Recorded data
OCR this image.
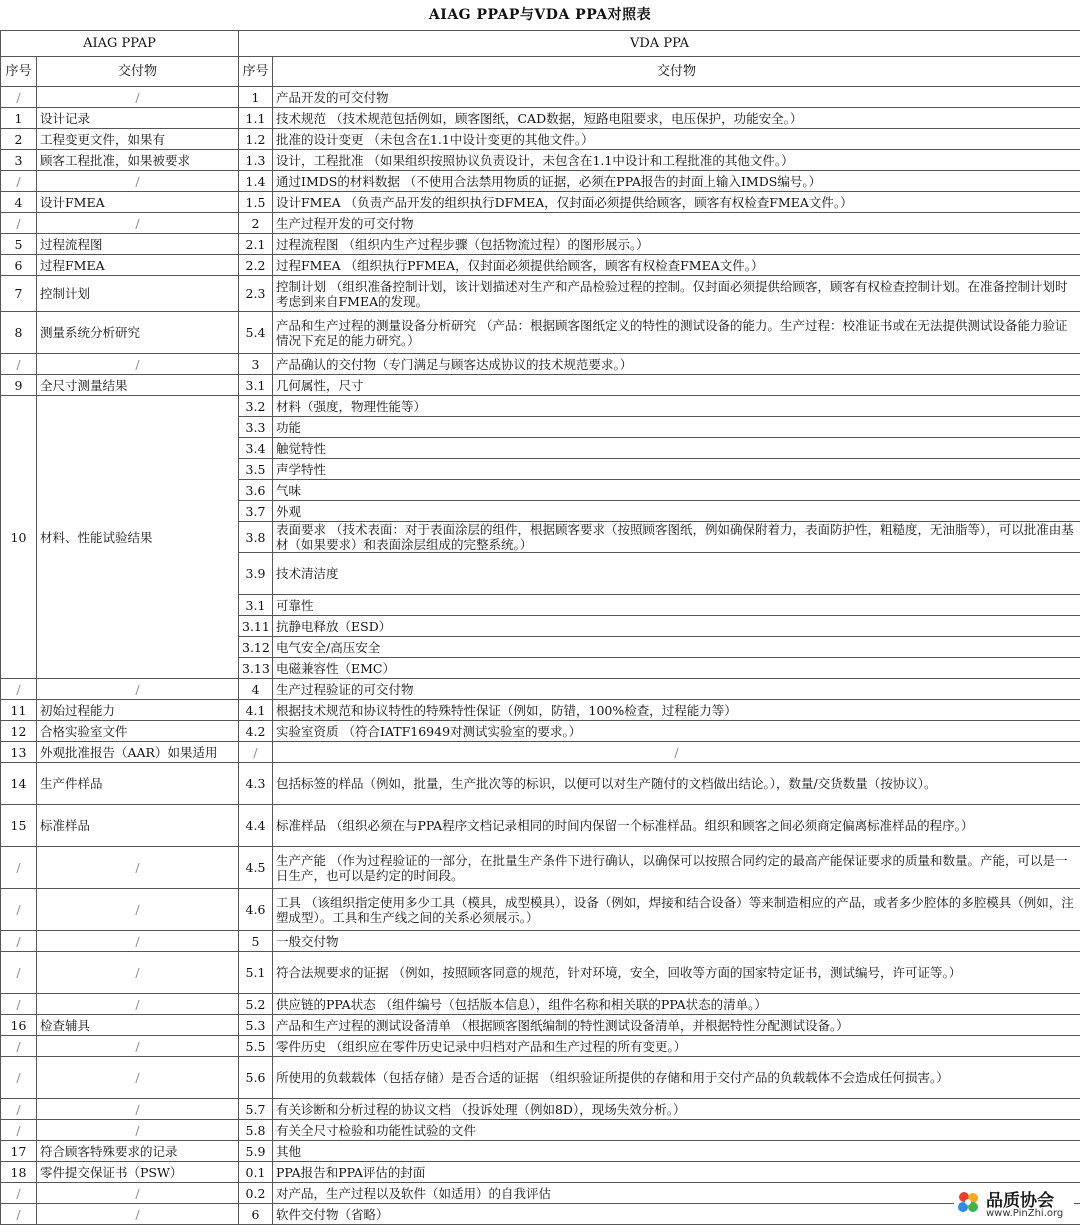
AIAG PPAP与VDA PPA对照表
AIAG PPAP		VDA PPA	
序号	交付物	序号	交付物
/	/	1	产品开发的可交付物
1	设计记录	1.1	技术规范 （技术规范包括例如，顾客图纸，CAD数据，短路电阻要求，电压保护，功能安全。）
2	工程变更文件，如果有	1.2	批准的设计变更 （未包含在1.1中设计变更的其他文件。）
3	顾客工程批准，如果被要求	1.3	设计，工程批准 （如果组织按照协议负责设计，未包含在1.1中设计和工程批准的其他文件。）
/	/	1.4	通过IMDS的材料数据 （不使用合法禁用物质的证据，必须在PPA报告的封面上输入IMDS编号。）
4	设计FMEA	1.5	设计FMEA （负责产品开发的组织执行DFMEA，仅封面必须提供给顾客，顾客有权检查FMEA文件。）
/	/	2	生产过程开发的可交付物
5	过程流程图	2.1	过程流程图 （组织内生产过程步骤（包括物流过程）的图形展示。）
6	过程FMEA	2.2	过程FMEA （组织执行PFMEA，仅封面必须提供给顾客，顾客有权检查FMEA文件。）
7	控制计划	2.3	控制计划 （组织准备控制计划，该计划描述对生产和产品检验过程的控制。仅封面必须提供给顾客，顾客有权检查控制计划。在准备控制计划时考虑到来自FMEA的发现。
8	测量系统分析研究	5.4	产品和生产过程的测量设备分析研究 （产品：根据顾客图纸定义的特性的测试设备的能力。生产过程：校准证书或在无法提供测试设备能力验证情况下充足的能力研究。）
/	/	3	产品确认的交付物（专门满足与顾客达成协议的技术规范要求。）
9	全尺寸测量结果	3.1	几何属性，尺寸
10	材料、性能试验结果	3.2	材料（强度，物理性能等）
		3.3	功能
		3.4	触觉特性
		3.5	声学特性
		3.6	气味
		3.7	外观
		3.8	表面要求 （技术表面：对于表面涂层的组件，根据顾客要求（按照顾客图纸，例如确保附着力，表面防护性，粗糙度，无油脂等），可以批准由基材（如果要求）和表面涂层组成的完整系统。）
		3.9	技术清洁度
		3.1	可靠性
		3.11	抗静电释放（ESD）
		3.12	电气安全/高压安全
		3.13	电磁兼容性（EMC）
/	/	4	生产过程验证的可交付物
11	初始过程能力	4.1	根据技术规范和协议特性的特殊特性保证（例如，防错，100%检查，过程能力等）
12	合格实验室文件	4.2	实验室资质 （符合IATF16949对测试实验室的要求。）
13	外观批准报告（AAR）如果适用	/	/
14	生产件样品	4.3	包括标签的样品（例如，批量，生产批次等的标识，以便可以对生产随付的文档做出结论。），数量/交货数量（按协议）。
15	标准样品	4.4	标准样品 （组织必须在与PPA程序文档记录相同的时间内保留一个标准样品。组织和顾客之间必须商定偏离标准样品的程序。）
/	/	4.5	生产产能 （作为过程验证的一部分，在批量生产条件下进行确认，以确保可以按照合同约定的最高产能保证要求的质量和数量。产能，可以是一日生产，也可以是约定的时间段。
/	/	4.6	工具 （该组织指定使用多少工具（模具，成型模具），设备（例如，焊接和结合设备）等来制造相应的产品，或者多少腔体的多腔模具（例如，注塑成型）。工具和生产线之间的关系必须展示。）
/	/	5	一般交付物
/	/	5.1	符合法规要求的证据 （例如，按照顾客同意的规范，针对环境，安全，回收等方面的国家特定证书，测试编号，许可证等。）
/	/	5.2	供应链的PPA状态 （组件编号（包括版本信息），组件名称和相关联的PPA状态的清单。）
16	检查辅具	5.3	产品和生产过程的测试设备清单 （根据顾客图纸编制的特性测试设备清单，并根据特性分配测试设备。）
/	/	5.5	零件历史 （组织应在零件历史记录中归档对产品和生产过程的所有变更。）
/	/	5.6	所使用的负载载体（包括存储）是否合适的证据 （组织验证所提供的存储和用于交付产品的负载载体不会造成任何损害。）
/	/	5.7	有关诊断和分析过程的协议文档 （投诉处理（例如8D），现场失效分析。）
/	/	5.8	有关全尺寸检验和功能性试验的文件
17	符合顾客特殊要求的记录	5.9	其他
18	零件提交保证书（PSW）	0.1	PPA报告和PPA评估的封面
/	/	0.2	对产品，生产过程以及软件（如适用）的自我评估
/	/	6	软件交付物（省略）
品质协会
www.PinZhi.org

SET TASK – Output all the records, word for word, with no pictures in the copy.

SOLUTION TO THE PROBLEM –
OCR this image.
AIAG PPAP与VDA PPA对照表
AIAG PPAP		VDA PPA	
序号	交付物	序号	交付物
/	/	1	产品开发的可交付物
1	设计记录	1.1	技术规范 （技术规范包括例如，顾客图纸，CAD数据，短路电阻要求，电压保护，功能安全。）
2	工程变更文件，如果有	1.2	批准的设计变更 （未包含在1.1中设计变更的其他文件。）
3	顾客工程批准，如果被要求	1.3	设计，工程批准 （如果组织按照协议负责设计，未包含在1.1中设计和工程批准的其他文件。）
/	/	1.4	通过IMDS的材料数据 （不使用合法禁用物质的证据，必须在PPA报告的封面上输入IMDS编号。）
4	设计FMEA	1.5	设计FMEA （负责产品开发的组织执行DFMEA，仅封面必须提供给顾客，顾客有权检查FMEA文件。）
/	/	2	生产过程开发的可交付物
5	过程流程图	2.1	过程流程图 （组织内生产过程步骤（包括物流过程）的图形展示。）
6	过程FMEA	2.2	过程FMEA （组织执行PFMEA，仅封面必须提供给顾客，顾客有权检查FMEA文件。）
7	控制计划	2.3	控制计划 （组织准备控制计划，该计划描述对生产和产品检验过程的控制。仅封面必须提供给顾客，顾客有权检查控制计划。在准备控制计划时考虑到来自FMEA的发现。
8	测量系统分析研究	5.4	产品和生产过程的测量设备分析研究 （产品：根据顾客图纸定义的特性的测试设备的能力。生产过程：校准证书或在无法提供测试设备能力验证情况下充足的能力研究。）
/	/	3	产品确认的交付物（专门满足与顾客达成协议的技术规范要求。）
9	全尺寸测量结果	3.1	几何属性，尺寸
10	材料、性能试验结果	3.2	材料（强度，物理性能等）
		3.3	功能
		3.4	触觉特性
		3.5	声学特性
		3.6	气味
		3.7	外观
		3.8	表面要求 （技术表面：对于表面涂层的组件，根据顾客要求（按照顾客图纸，例如确保附着力，表面防护性，粗糙度，无油脂等），可以批准由基材（如果要求）和表面涂层组成的完整系统。）
		3.9	技术清洁度
		3.1	可靠性
		3.11	抗静电释放（ESD）
		3.12	电气安全/高压安全
		3.13	电磁兼容性（EMC）
/	/	4	生产过程验证的可交付物
11	初始过程能力	4.1	根据技术规范和协议特性的特殊特性保证（例如，防错，100%检查，过程能力等）
12	合格实验室文件	4.2	实验室资质 （符合IATF16949对测试实验室的要求。）
13	外观批准报告（AAR）如果适用	/	/
14	生产件样品	4.3	包括标签的样品（例如，批量，生产批次等的标识，以便可以对生产随付的文档做出结论。），数量/交货数量（按协议）。
15	标准样品	4.4	标准样品 （组织必须在与PPA程序文档记录相同的时间内保留一个标准样品。组织和顾客之间必须商定偏离标准样品的程序。）
/	/	4.5	生产产能 （作为过程验证的一部分，在批量生产条件下进行确认，以确保可以按照合同约定的最高产能保证要求的质量和数量。产能，可以是一日生产，也可以是约定的时间段。
/	/	4.6	工具 （该组织指定使用多少工具（模具，成型模具），设备（例如，焊接和结合设备）等来制造相应的产品，或者多少腔体的多腔模具（例如，注塑成型）。工具和生产线之间的关系必须展示。）
/	/	5	一般交付物
/	/	5.1	符合法规要求的证据 （例如，按照顾客同意的规范，针对环境，安全，回收等方面的国家特定证书，测试编号，许可证等。）
/	/	5.2	供应链的PPA状态 （组件编号（包括版本信息），组件名称和相关联的PPA状态的清单。）
16	检查辅具	5.3	产品和生产过程的测试设备清单 （根据顾客图纸编制的特性测试设备清单，并根据特性分配测试设备。）
/	/	5.5	零件历史 （组织应在零件历史记录中归档对产品和生产过程的所有变更。）
/	/	5.6	所使用的负载载体（包括存储）是否合适的证据 （组织验证所提供的存储和用于交付产品的负载载体不会造成任何损害。）
/	/	5.7	有关诊断和分析过程的协议文档 （投诉处理（例如8D），现场失效分析。）
/	/	5.8	有关全尺寸检验和功能性试验的文件
17	符合顾客特殊要求的记录	5.9	其他
18	零件提交保证书（PSW）	0.1	PPA报告和PPA评估的封面
/	/	0.2	对产品，生产过程以及软件（如适用）的自我评估
/	/	6	软件交付物（省略）
品质协会
www.PinZhi.org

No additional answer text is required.